• [Text section]:
________________________
I am sharing Erin’s story for several reasons: first, what happened to Erin is unacceptable. No woman should lose her job or be penalized personally or professionally because she speaks up about sexual harassment or improper male conduct; second, there are people and resources who can help and support women as they go through a job crisis or a sexual harassment situation. As more women come forward to report bad behavior from men, it is imperative to seek support, so they don’t have to endure a bad situation alone.
After hearing Erin’s story, I offered to step in to coach her because I am tired of seeing women treated unfairly by men in positions of power. Not only do women have to speak up, but men, like me and others reading this, need to do our part to help stop this epidemic of abuse. If we men, look the other way, make excuses, or justify bad behavior from other men, we are allowing abuse to continue.
When Erin met with me, she felt helpless and thought she had no options but to take what her employer was pressuring her to accept. They offered to pay her only 1-month severance and have her sign an agreement forcing her to never speak about what happened, releasing the company from any wrongdoing and liability. Erin, who is her family’s primary breadwinner, was worried about running out of money, was stressed about finding another job, and was almost ready to give in. She wanted this bad experience to end as quickly as possible.
Just like a management consultant looks at a challenging business problem, I look at a life situation and apply a problem-solving approach. I learned the details of Erin’s situation, jointly defined a successful outcome for her, generated alternative scenarios and analyzed them. What resulted was a plan for her to successfully end this chapter and get proper financial compensation.
Like everyone facing a difficult situation, Erin needed to feel there were people in her corner, rooting for, and supporting her. When I met Erin, she was close to giving in to the pressure from her employer, sign a release, and walk away almost empty handed. I had to tell her: “No, you’re not going to let them win, if you fight this, you will not only feel empowered but be compensated fairly.” Unfortunately, women give up the fight too easily when facing these challenging situations.
________________________
• [Excerpted data]:
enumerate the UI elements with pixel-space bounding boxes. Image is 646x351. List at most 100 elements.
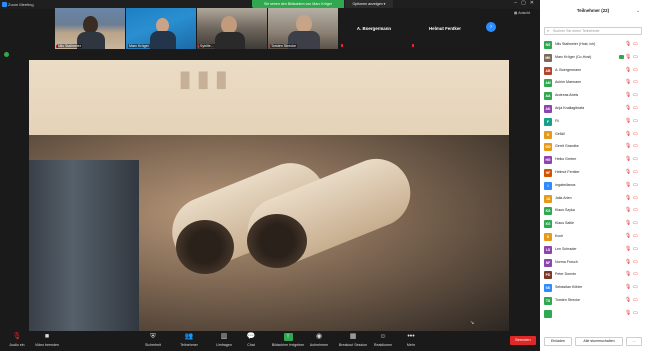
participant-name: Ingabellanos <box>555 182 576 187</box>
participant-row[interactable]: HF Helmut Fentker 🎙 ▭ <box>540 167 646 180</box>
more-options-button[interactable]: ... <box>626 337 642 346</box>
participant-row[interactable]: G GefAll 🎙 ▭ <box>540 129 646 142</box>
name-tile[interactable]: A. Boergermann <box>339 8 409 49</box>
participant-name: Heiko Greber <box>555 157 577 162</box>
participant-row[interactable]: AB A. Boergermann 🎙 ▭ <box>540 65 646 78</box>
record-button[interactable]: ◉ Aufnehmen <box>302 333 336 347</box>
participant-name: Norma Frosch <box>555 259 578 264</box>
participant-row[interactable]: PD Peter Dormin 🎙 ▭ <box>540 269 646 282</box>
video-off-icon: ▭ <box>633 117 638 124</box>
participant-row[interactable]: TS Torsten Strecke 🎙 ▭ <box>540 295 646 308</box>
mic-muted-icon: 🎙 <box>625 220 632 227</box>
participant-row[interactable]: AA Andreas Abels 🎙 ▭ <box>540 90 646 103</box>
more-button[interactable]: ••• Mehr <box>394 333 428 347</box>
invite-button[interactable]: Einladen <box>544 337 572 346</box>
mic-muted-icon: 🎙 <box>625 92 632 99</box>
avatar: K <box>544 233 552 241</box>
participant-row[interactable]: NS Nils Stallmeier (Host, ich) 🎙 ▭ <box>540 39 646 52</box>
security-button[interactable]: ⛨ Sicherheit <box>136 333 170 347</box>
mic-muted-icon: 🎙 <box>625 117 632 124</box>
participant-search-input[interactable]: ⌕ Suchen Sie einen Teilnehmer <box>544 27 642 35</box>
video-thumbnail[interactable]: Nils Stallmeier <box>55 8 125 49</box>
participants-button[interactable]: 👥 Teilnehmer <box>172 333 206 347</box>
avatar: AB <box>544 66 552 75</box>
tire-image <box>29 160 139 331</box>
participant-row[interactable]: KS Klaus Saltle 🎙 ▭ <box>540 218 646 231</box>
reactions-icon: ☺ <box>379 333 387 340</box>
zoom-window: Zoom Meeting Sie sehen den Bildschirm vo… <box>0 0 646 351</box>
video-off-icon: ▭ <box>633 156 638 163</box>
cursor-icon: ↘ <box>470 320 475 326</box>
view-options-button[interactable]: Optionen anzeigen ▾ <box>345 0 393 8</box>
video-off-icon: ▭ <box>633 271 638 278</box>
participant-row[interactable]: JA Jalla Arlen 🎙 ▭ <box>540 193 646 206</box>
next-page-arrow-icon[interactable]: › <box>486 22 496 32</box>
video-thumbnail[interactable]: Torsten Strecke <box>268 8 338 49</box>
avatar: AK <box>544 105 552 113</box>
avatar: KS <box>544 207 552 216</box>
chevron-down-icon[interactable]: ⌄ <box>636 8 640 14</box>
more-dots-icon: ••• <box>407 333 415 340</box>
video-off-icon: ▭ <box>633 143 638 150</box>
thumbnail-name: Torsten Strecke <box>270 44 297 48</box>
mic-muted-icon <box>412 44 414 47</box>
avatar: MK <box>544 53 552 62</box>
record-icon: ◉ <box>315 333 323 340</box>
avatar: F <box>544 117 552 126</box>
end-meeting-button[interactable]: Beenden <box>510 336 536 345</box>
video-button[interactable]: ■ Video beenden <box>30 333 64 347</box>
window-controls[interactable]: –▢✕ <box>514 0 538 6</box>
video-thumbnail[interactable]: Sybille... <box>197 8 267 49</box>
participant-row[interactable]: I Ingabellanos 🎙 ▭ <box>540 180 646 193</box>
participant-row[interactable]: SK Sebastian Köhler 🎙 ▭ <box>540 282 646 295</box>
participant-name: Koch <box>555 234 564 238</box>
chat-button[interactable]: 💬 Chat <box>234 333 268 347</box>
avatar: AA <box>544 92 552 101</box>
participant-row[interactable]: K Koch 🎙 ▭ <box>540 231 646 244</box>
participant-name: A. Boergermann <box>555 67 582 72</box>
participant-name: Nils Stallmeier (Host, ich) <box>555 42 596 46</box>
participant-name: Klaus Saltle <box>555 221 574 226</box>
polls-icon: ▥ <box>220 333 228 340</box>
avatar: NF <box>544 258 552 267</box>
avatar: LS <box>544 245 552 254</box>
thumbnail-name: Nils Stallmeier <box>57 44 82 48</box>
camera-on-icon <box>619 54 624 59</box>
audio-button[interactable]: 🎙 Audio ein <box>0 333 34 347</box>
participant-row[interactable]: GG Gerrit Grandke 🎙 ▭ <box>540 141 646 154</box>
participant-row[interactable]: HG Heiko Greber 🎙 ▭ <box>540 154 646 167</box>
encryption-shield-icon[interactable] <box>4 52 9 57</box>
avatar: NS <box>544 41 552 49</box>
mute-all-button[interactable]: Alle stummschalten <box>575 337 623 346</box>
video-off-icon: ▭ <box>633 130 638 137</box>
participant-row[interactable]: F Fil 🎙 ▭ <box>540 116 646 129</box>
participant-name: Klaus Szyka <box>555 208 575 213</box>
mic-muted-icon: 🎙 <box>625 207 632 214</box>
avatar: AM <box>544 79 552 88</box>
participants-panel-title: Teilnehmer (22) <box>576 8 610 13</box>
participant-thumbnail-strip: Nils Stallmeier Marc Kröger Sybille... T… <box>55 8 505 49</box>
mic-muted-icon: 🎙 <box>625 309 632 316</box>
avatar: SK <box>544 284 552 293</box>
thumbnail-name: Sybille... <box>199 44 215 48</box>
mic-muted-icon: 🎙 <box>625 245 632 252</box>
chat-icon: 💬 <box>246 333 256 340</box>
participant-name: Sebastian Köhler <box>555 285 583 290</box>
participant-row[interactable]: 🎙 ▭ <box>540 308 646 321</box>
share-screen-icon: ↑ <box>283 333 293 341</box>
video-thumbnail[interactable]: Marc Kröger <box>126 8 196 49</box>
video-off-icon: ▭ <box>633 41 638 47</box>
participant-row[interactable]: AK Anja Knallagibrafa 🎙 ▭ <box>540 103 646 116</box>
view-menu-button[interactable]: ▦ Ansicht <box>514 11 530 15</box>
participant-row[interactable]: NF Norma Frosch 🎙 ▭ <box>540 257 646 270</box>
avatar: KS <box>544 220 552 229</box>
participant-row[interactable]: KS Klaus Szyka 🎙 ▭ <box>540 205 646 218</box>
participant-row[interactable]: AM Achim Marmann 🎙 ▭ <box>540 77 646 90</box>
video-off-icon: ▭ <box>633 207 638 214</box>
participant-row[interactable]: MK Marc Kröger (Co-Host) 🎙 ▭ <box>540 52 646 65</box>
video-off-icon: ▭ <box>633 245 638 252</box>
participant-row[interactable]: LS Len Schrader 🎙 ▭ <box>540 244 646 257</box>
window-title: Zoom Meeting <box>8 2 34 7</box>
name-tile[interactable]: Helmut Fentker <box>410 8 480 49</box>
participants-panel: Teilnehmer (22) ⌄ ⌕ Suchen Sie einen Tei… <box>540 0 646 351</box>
________________________
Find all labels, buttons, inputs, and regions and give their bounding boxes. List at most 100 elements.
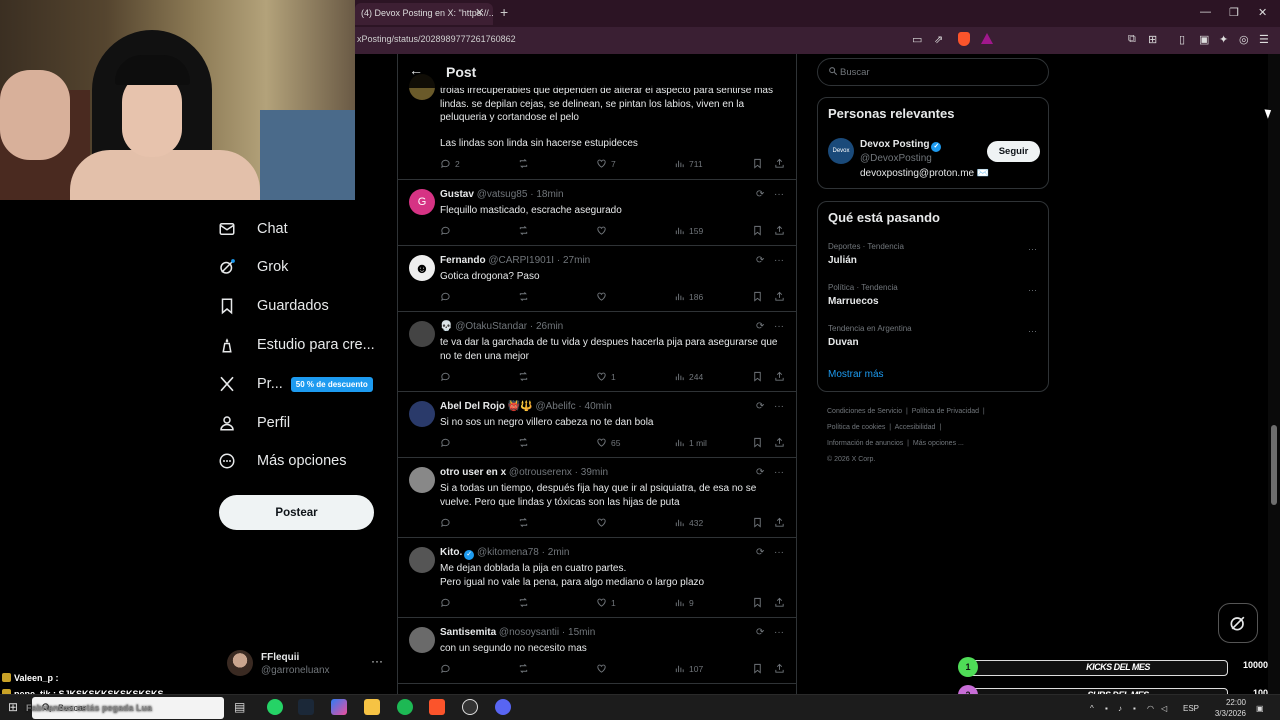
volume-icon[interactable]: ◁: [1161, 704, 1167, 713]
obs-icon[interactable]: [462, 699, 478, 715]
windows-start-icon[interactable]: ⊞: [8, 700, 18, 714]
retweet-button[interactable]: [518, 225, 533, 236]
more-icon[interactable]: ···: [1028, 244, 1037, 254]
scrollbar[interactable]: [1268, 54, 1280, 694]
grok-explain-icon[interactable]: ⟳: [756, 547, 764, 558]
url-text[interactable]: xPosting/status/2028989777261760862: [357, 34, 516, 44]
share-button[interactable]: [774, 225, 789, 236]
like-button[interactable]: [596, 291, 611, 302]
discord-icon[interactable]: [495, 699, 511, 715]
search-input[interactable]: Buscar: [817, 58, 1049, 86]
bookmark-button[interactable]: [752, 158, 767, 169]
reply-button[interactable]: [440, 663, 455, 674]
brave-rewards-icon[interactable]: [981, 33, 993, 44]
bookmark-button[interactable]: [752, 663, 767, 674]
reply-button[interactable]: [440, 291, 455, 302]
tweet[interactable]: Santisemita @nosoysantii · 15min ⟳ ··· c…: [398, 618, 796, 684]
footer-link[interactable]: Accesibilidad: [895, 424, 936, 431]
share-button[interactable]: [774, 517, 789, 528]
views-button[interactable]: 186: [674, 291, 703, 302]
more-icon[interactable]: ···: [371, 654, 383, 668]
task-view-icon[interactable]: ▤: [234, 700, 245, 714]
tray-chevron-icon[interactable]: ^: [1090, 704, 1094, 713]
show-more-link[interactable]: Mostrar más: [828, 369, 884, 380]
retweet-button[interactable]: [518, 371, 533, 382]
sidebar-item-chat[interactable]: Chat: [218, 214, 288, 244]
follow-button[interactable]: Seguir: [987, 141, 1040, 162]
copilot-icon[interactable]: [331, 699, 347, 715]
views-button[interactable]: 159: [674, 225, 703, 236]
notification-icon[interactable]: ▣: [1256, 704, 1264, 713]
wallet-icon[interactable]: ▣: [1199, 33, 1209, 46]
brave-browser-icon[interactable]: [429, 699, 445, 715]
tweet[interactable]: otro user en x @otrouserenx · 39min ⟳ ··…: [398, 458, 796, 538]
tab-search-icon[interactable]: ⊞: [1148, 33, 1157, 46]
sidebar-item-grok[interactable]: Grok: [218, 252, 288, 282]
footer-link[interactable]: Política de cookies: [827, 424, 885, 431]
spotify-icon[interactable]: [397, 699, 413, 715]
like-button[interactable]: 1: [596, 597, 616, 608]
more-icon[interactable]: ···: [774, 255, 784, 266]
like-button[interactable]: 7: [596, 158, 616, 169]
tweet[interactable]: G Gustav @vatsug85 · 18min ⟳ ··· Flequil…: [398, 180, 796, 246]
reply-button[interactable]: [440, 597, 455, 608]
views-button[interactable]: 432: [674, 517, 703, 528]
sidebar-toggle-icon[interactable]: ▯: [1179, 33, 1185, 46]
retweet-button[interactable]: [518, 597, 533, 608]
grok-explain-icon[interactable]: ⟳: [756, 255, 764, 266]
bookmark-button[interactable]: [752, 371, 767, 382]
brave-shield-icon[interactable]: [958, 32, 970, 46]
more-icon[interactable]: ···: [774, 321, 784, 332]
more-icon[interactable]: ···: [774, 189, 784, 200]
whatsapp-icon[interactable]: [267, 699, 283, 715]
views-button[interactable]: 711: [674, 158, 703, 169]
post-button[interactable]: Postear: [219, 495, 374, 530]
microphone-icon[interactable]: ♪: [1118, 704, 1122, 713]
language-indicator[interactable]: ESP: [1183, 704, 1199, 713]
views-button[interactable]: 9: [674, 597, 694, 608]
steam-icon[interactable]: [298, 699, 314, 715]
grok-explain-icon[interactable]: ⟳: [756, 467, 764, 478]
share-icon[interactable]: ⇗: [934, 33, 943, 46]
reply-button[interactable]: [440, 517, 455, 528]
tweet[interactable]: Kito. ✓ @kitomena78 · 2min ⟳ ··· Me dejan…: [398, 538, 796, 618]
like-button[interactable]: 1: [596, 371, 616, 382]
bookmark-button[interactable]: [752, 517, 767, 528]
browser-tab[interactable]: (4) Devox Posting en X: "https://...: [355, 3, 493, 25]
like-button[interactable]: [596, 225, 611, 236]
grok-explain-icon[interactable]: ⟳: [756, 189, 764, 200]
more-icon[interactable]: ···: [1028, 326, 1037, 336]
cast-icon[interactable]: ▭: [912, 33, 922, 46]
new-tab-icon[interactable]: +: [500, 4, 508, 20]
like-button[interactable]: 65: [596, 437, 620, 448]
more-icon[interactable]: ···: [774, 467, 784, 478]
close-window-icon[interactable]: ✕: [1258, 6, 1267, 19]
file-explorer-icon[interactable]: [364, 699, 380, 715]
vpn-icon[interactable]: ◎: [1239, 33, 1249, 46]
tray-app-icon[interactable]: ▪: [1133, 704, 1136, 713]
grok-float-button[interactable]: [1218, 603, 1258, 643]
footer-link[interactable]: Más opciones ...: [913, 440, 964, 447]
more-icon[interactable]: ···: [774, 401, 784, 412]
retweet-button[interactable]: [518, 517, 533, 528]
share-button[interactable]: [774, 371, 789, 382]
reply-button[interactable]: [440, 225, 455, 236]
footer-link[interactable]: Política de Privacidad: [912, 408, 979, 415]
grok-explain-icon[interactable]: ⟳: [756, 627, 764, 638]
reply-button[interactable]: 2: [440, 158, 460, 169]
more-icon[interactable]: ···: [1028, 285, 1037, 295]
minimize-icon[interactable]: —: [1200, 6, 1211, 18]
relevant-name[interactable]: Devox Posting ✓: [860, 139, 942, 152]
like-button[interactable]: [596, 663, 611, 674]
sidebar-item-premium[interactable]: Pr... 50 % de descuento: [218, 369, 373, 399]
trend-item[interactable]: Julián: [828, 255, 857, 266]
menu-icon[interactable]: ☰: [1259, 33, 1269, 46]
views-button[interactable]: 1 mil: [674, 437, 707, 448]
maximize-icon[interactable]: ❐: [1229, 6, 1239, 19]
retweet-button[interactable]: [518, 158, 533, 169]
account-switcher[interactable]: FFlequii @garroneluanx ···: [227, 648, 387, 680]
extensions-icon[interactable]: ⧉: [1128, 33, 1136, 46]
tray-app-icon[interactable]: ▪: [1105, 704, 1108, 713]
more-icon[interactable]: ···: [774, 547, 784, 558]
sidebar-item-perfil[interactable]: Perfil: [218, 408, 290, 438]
________________________
• [Exercise prompt]: In the account of Erin's workplace situation, how much severance did her employer offer her? The entries have no role in this exercise.

• [Result of the exercise]: Only one month of severance.